Dataset excerpt:
● ● ● ● ●
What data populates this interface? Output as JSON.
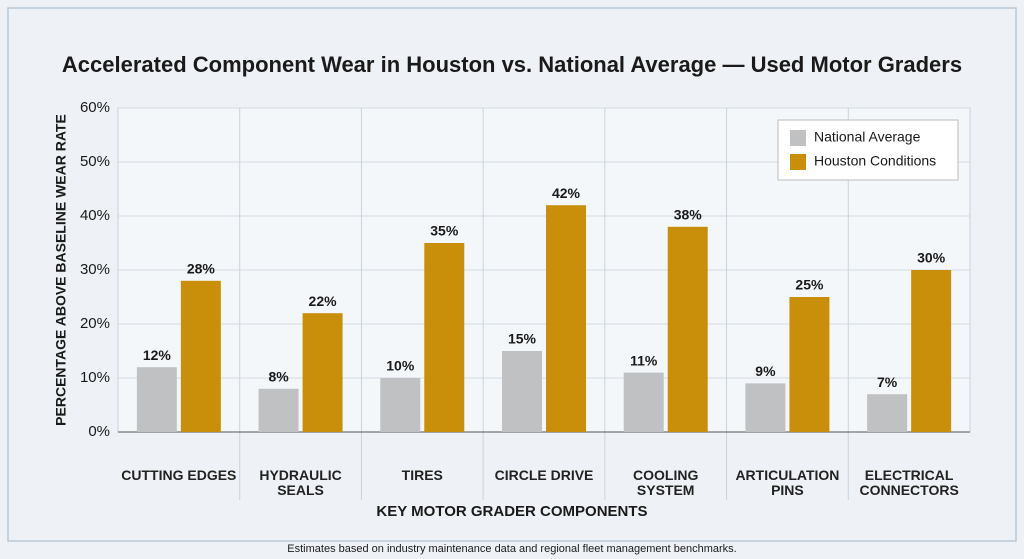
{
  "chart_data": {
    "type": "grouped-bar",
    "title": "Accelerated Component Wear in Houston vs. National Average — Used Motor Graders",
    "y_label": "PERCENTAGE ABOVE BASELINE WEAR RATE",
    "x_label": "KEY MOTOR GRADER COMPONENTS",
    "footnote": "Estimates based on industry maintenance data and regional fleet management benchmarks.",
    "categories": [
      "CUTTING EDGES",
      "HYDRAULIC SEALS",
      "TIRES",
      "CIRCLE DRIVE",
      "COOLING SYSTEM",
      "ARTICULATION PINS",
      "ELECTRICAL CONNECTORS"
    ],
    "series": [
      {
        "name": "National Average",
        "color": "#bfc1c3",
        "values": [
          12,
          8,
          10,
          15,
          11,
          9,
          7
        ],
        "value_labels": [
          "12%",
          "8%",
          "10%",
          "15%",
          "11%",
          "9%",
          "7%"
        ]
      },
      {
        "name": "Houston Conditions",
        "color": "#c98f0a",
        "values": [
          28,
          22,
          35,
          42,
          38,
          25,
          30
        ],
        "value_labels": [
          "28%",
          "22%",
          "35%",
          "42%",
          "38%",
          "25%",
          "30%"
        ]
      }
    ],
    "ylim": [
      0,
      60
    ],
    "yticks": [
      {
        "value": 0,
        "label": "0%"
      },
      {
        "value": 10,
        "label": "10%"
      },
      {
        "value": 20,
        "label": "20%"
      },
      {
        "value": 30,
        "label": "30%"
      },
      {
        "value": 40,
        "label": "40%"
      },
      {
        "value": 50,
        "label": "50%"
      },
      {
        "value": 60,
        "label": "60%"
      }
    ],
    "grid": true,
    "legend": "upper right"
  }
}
● ● ● ● ●
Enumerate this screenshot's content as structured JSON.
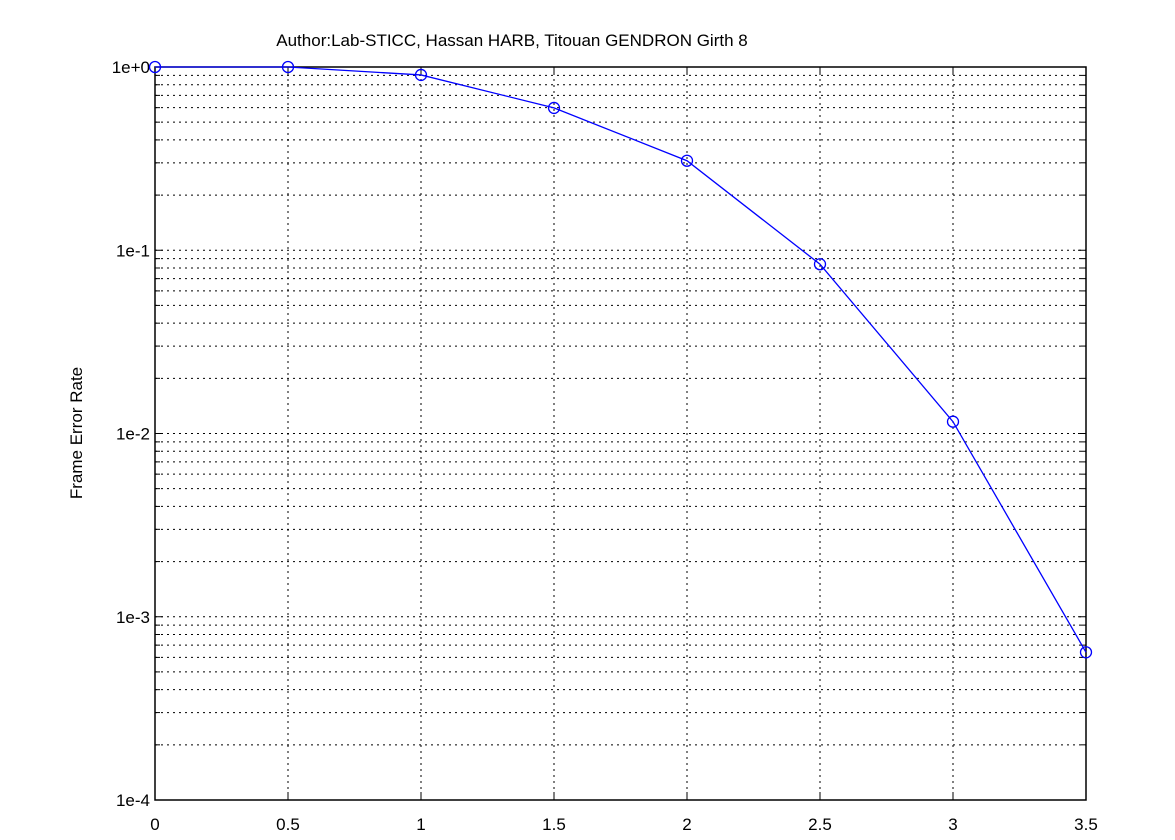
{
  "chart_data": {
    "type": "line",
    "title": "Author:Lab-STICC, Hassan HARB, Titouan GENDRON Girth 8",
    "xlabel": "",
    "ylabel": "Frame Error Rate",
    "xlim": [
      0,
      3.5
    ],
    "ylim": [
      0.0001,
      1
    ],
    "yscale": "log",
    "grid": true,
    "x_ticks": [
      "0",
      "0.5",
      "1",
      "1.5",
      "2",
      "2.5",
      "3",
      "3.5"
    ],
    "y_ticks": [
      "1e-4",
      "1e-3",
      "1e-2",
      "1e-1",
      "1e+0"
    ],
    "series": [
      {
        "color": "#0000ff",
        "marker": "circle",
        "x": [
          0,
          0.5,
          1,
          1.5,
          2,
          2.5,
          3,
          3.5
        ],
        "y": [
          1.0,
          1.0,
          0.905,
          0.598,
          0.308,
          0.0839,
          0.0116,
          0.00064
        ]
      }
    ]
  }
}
● ● ● ● ●
Of the lines in the material, how many include "color"? Respond with the number alone.

> _Response_
3